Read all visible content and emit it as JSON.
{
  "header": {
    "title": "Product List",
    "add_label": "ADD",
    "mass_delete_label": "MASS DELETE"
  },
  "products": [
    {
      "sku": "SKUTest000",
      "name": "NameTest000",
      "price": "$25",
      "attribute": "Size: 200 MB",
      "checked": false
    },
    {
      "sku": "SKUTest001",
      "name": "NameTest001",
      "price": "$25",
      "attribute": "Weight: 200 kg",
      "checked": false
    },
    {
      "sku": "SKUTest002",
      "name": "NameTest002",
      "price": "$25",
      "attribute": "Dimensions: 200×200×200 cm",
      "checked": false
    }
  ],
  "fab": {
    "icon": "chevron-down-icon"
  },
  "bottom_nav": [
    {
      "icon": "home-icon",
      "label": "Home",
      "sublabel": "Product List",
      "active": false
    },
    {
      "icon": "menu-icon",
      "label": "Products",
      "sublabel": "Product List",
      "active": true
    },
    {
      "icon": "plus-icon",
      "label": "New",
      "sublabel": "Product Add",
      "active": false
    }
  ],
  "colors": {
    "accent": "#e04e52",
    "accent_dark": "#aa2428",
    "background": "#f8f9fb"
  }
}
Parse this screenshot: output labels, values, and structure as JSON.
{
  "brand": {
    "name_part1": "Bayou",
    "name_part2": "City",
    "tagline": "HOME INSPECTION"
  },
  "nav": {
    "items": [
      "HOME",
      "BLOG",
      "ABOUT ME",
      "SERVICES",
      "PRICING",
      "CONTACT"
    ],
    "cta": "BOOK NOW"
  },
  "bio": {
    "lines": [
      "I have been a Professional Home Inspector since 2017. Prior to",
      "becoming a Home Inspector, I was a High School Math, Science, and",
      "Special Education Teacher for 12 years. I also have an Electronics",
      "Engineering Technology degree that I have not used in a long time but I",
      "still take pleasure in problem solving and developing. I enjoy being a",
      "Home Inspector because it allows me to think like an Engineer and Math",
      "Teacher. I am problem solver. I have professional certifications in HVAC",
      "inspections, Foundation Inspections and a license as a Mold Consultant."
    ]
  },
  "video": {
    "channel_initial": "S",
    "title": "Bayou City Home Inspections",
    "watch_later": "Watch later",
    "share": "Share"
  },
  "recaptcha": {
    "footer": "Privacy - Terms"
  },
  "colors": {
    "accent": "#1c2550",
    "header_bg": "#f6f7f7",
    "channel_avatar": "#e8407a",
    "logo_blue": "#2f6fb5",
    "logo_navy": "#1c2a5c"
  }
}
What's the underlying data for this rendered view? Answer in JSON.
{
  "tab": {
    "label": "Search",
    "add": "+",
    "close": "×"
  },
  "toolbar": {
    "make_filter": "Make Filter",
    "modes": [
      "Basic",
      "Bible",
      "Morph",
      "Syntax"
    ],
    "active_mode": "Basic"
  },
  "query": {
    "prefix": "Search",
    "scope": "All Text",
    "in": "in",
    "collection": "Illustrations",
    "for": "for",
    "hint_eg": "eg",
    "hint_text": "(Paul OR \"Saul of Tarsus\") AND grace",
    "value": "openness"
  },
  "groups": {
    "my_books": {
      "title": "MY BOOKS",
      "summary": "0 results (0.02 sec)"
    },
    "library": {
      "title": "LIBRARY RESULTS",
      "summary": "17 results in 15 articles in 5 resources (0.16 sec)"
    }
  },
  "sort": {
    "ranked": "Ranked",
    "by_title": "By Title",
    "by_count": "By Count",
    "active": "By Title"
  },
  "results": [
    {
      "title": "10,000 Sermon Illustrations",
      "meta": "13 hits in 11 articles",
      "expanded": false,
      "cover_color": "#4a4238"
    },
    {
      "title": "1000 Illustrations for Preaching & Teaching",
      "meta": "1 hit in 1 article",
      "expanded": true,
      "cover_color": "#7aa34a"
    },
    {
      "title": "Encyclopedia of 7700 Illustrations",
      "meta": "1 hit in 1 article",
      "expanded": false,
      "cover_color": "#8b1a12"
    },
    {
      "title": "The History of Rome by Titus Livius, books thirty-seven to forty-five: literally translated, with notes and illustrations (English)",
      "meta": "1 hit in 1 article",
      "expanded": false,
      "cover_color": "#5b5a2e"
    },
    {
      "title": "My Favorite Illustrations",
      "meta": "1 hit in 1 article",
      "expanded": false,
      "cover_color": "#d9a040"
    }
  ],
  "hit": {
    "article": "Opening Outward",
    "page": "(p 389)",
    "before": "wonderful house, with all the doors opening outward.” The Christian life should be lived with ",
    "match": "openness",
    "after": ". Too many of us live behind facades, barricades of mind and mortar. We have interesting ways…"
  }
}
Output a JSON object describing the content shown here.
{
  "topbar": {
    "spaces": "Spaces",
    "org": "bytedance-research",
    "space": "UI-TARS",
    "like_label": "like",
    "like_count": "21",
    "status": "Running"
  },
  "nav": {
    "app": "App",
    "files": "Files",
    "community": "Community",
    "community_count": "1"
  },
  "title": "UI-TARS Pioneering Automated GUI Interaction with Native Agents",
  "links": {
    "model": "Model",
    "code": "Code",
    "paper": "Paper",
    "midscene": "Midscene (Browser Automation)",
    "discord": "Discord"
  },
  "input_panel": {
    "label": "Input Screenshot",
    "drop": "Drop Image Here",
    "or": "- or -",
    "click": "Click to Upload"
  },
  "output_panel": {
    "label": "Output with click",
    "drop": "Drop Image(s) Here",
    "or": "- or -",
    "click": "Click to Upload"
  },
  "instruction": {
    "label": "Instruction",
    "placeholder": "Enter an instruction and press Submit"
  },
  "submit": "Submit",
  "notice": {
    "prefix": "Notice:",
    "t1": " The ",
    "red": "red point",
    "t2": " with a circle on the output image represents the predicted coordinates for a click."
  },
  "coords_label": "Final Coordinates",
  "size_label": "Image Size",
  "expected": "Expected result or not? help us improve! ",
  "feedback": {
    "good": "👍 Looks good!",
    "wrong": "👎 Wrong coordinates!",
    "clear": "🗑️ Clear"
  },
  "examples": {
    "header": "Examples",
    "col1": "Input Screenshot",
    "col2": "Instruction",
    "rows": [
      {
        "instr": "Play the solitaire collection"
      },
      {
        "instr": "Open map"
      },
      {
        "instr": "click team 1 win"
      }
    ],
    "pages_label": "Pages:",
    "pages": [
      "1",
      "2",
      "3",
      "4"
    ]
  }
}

Your objective — Identify the lines that contain the string "content", and copy every one of them.

Right answer —
Read all visible content and emit it as JSON.
Output a JSON object describing the content shown here.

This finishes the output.